(Dataset entries on figures)
*-*-*
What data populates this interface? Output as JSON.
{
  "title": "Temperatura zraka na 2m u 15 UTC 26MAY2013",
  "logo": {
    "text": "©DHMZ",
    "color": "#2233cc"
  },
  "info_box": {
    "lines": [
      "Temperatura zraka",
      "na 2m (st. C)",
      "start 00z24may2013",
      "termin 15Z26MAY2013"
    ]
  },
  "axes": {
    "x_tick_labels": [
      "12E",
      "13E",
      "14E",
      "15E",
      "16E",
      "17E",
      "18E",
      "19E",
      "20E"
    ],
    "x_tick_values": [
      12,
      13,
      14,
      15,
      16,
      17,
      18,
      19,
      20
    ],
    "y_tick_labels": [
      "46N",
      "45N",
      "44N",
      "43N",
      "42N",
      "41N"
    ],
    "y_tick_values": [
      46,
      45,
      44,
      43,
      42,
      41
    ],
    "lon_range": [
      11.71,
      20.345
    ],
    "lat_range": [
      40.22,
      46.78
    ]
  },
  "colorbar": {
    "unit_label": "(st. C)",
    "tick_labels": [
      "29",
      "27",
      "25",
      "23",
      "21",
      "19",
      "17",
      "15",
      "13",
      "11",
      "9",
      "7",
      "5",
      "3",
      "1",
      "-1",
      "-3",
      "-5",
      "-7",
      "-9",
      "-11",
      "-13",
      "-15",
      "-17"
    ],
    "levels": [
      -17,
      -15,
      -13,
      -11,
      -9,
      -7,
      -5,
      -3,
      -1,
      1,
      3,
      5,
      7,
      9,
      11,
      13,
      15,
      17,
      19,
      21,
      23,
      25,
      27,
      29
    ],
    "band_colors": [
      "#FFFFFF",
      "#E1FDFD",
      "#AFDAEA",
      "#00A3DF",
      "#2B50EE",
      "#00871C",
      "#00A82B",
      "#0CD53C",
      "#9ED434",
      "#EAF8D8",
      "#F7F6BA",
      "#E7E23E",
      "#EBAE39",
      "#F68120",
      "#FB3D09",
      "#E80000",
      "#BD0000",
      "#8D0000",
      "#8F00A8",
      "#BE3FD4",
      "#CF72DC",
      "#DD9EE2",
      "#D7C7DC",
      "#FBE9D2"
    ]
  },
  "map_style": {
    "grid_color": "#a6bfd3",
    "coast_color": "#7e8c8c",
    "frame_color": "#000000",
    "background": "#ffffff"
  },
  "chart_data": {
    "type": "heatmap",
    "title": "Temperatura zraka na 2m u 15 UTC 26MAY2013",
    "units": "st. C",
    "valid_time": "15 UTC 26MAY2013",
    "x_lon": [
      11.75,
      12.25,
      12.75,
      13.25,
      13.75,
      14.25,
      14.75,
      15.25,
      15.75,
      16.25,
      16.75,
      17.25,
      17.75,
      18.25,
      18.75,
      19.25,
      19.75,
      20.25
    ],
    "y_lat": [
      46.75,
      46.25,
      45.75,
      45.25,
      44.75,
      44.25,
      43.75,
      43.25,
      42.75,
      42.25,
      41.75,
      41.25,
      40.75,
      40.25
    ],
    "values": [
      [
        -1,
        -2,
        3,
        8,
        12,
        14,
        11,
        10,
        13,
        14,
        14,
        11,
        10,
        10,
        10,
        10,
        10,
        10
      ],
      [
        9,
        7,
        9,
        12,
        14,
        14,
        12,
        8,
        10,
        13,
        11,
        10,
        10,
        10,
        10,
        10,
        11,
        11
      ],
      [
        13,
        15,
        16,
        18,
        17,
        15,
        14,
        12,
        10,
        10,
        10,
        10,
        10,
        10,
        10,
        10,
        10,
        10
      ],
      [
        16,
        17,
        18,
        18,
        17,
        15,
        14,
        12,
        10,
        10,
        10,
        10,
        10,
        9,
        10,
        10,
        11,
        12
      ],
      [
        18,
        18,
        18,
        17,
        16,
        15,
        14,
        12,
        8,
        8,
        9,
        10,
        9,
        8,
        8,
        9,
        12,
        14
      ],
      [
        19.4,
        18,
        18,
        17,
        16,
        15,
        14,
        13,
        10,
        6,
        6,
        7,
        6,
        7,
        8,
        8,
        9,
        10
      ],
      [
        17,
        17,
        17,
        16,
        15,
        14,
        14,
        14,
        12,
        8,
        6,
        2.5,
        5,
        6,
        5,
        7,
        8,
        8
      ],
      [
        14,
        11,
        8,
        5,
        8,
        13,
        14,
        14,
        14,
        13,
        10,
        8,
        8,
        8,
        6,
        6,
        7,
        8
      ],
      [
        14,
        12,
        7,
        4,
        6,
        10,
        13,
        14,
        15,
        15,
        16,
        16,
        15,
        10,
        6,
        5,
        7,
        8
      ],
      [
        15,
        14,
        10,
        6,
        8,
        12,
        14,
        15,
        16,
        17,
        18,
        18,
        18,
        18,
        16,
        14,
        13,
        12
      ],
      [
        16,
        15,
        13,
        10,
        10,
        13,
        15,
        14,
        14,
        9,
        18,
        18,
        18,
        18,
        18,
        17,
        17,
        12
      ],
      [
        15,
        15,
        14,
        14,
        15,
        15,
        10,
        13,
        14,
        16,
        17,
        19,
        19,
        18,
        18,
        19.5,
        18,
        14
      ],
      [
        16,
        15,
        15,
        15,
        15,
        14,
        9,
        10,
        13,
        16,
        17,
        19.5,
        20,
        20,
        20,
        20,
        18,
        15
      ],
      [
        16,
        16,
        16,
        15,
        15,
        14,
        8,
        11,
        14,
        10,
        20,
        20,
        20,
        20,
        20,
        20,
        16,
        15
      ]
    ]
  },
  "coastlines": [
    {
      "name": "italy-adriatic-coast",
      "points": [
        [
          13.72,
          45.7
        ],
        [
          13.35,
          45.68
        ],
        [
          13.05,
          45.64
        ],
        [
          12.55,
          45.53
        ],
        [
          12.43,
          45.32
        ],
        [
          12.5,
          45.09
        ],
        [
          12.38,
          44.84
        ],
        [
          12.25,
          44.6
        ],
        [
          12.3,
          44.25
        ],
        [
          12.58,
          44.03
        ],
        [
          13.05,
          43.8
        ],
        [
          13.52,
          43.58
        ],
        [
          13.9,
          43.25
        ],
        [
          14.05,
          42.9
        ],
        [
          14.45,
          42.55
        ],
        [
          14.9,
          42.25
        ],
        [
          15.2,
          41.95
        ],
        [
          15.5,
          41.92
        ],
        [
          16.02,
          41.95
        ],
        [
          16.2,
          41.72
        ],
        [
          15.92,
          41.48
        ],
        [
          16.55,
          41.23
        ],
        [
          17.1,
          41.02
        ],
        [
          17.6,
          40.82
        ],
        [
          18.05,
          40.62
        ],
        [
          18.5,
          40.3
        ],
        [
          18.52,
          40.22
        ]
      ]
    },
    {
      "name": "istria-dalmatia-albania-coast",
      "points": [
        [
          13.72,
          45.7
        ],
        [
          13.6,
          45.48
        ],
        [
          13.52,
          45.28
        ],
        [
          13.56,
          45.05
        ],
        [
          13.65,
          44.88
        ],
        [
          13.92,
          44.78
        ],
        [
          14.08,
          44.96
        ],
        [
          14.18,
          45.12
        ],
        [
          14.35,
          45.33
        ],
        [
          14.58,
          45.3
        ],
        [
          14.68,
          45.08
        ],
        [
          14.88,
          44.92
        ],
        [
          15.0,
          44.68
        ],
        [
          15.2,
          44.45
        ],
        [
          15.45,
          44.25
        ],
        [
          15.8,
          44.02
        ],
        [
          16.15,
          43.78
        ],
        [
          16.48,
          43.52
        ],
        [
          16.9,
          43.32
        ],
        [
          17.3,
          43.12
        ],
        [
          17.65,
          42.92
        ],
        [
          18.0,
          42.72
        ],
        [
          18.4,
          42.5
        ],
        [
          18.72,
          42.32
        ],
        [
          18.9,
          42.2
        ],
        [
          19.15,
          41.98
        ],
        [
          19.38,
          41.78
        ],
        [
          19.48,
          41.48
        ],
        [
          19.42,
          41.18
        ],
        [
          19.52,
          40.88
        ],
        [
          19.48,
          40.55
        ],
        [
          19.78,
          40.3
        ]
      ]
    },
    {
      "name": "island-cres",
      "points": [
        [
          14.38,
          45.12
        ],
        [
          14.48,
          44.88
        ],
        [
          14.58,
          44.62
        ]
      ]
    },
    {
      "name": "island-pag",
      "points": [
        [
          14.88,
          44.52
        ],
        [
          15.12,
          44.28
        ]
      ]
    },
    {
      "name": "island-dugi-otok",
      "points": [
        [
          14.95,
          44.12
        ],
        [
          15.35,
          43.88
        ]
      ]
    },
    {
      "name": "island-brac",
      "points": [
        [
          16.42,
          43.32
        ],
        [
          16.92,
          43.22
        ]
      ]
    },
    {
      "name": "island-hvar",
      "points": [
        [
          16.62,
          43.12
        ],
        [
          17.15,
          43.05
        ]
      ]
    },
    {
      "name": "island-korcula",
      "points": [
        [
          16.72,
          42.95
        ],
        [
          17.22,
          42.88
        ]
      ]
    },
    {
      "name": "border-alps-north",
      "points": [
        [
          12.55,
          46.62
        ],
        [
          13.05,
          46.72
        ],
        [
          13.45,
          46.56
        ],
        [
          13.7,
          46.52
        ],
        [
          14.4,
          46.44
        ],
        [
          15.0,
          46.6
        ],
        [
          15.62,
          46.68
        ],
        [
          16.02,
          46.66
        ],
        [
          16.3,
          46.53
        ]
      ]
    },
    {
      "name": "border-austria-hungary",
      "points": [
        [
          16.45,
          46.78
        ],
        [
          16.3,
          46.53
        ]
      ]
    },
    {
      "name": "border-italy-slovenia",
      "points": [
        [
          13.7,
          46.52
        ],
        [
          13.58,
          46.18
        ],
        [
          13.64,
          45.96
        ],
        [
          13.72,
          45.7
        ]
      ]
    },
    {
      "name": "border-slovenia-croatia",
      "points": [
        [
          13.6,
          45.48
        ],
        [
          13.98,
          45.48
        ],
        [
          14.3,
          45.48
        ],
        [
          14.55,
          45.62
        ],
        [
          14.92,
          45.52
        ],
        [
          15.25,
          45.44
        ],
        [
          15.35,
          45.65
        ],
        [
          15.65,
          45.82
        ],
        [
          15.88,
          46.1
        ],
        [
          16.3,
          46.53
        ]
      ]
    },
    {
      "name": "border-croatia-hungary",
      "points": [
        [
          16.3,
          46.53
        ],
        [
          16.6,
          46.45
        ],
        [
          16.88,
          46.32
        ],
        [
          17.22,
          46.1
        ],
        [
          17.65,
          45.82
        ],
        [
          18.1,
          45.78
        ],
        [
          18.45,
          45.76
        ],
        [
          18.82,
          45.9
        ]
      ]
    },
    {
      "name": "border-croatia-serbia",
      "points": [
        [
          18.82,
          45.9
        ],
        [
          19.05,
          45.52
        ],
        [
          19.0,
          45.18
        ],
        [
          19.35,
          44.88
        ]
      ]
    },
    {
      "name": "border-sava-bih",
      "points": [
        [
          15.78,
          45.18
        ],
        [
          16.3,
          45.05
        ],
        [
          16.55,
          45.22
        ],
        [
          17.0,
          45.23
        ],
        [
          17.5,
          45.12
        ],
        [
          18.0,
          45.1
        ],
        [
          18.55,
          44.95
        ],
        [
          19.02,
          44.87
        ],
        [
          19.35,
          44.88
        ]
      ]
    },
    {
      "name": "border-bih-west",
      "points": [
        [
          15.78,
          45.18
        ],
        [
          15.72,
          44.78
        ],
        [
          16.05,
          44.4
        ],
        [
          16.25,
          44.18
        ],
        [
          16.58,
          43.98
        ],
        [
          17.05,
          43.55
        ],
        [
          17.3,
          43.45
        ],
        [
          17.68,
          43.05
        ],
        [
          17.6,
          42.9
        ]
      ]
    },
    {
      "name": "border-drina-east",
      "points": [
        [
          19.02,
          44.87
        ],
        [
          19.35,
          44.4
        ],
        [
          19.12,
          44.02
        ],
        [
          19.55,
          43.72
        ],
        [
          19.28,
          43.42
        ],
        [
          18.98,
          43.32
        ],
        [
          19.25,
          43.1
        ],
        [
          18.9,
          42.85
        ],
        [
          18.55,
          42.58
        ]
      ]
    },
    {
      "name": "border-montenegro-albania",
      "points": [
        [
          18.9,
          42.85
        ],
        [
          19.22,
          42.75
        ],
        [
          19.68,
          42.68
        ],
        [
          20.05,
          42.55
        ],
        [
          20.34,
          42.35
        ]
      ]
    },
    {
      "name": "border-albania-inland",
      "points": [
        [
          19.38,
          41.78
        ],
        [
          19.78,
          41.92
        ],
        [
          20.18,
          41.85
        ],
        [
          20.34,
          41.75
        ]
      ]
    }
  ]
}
*-*-*
Identify which lines contain the word "hungary" and copy each one.

      "name": "border-austria-hungary",
      "name": "border-croatia-hungary",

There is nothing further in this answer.